GIVEN ENTRIES:
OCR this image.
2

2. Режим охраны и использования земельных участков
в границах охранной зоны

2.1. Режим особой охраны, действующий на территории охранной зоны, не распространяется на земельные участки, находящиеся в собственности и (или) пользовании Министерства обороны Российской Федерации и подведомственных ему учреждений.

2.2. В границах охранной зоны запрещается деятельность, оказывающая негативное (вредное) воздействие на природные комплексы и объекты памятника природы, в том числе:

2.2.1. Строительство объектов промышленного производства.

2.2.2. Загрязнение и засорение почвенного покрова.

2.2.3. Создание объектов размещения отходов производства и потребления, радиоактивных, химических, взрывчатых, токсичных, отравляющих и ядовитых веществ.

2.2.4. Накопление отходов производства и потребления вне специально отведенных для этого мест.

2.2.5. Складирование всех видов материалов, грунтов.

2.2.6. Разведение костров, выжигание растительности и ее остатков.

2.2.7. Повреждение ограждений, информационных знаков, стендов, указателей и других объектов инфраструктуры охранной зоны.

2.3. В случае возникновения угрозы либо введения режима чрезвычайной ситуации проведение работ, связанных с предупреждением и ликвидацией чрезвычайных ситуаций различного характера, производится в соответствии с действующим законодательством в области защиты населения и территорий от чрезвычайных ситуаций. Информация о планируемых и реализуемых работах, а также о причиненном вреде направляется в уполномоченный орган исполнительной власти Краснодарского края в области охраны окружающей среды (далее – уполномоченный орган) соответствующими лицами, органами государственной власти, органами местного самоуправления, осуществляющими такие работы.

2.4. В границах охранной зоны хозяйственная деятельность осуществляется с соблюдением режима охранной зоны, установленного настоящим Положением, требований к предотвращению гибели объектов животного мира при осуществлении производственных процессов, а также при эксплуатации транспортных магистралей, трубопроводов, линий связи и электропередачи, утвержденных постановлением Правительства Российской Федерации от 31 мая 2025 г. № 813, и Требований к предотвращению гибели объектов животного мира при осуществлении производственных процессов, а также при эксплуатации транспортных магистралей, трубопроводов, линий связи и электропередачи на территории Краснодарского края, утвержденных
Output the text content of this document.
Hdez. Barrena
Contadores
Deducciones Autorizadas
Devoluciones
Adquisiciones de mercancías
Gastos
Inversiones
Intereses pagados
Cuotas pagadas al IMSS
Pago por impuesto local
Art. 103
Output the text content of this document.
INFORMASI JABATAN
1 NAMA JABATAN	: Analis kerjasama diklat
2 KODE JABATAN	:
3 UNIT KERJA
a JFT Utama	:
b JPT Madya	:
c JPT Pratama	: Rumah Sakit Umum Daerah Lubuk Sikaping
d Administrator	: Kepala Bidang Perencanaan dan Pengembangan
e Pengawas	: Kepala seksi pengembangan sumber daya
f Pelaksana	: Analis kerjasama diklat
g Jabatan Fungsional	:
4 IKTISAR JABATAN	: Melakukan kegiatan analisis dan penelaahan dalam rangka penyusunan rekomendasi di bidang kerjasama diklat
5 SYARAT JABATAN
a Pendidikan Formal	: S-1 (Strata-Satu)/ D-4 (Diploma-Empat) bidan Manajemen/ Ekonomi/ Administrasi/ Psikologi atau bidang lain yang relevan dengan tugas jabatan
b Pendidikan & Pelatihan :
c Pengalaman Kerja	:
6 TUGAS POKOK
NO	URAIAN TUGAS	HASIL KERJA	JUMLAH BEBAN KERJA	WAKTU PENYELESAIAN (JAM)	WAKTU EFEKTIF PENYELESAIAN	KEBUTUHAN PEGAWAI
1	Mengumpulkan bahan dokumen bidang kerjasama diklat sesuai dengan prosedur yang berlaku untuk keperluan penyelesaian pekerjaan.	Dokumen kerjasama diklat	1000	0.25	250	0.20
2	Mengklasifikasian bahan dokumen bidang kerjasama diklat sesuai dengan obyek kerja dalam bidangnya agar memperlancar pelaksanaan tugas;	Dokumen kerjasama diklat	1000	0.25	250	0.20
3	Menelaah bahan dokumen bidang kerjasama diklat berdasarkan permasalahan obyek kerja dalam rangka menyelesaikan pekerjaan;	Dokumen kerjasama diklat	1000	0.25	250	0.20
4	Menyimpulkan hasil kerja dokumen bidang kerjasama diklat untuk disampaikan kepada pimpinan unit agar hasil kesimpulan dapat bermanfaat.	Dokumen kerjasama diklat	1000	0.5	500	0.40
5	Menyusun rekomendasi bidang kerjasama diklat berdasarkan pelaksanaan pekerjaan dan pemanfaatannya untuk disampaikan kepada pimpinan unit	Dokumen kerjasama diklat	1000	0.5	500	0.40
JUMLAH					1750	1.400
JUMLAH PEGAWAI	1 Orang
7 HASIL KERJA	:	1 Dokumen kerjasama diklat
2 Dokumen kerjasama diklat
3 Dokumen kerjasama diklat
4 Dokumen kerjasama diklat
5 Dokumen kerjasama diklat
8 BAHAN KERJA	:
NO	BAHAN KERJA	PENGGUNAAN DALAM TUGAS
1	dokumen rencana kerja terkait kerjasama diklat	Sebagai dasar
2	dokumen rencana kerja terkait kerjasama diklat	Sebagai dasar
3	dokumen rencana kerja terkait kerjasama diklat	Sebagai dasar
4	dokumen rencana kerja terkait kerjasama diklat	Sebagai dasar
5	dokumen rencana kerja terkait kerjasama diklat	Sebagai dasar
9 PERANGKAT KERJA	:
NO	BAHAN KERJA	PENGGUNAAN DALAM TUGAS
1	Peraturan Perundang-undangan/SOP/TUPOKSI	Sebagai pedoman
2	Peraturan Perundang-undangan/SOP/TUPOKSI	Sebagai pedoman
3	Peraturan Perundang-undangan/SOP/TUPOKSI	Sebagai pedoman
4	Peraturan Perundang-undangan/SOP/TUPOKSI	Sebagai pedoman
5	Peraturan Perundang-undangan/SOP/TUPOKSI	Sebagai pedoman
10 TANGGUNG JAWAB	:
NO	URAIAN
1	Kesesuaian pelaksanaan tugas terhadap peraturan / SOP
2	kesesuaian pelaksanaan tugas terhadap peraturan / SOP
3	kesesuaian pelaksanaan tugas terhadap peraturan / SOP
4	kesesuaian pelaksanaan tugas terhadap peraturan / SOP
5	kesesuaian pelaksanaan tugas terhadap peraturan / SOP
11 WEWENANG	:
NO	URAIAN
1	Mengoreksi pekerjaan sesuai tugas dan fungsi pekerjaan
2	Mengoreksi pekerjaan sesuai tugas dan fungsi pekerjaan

REQUIREMENT:
Report how many lines of the listing hold the word "undangan", with nothing but the number.

OUTPUT FOR THIS TASK:
5